• **TASK REQUIREMENTS**: Present the data once more in exactly its original form.

• **MATERIAL FOR THIS TASK**:
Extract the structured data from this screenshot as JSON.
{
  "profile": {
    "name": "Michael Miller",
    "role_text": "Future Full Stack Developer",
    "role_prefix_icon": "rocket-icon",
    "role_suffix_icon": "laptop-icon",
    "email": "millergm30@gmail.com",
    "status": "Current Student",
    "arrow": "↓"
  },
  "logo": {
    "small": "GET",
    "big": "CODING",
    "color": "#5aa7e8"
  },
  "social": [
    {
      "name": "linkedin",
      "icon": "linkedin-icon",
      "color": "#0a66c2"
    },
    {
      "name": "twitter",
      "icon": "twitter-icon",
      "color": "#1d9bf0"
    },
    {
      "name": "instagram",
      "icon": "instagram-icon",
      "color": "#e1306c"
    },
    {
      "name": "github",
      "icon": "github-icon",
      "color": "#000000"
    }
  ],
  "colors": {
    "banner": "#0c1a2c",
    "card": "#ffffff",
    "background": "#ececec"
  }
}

• **RESPONSE**:
Extract the structured data from this screenshot as JSON.
{
  "profile": {
    "name": "Michael Miller",
    "role_text": "Future Full Stack Developer",
    "role_prefix_icon": "rocket-icon",
    "role_suffix_icon": "laptop-icon",
    "email": "millergm30@gmail.com",
    "status": "Current Student",
    "arrow": "↓"
  },
  "logo": {
    "small": "GET",
    "big": "CODING",
    "color": "#5aa7e8"
  },
  "social": [
    {
      "name": "linkedin",
      "icon": "linkedin-icon",
      "color": "#0a66c2"
    },
    {
      "name": "twitter",
      "icon": "twitter-icon",
      "color": "#1d9bf0"
    },
    {
      "name": "instagram",
      "icon": "instagram-icon",
      "color": "#e1306c"
    },
    {
      "name": "github",
      "icon": "github-icon",
      "color": "#000000"
    }
  ],
  "colors": {
    "banner": "#0c1a2c",
    "card": "#ffffff",
    "background": "#ececec"
  }
}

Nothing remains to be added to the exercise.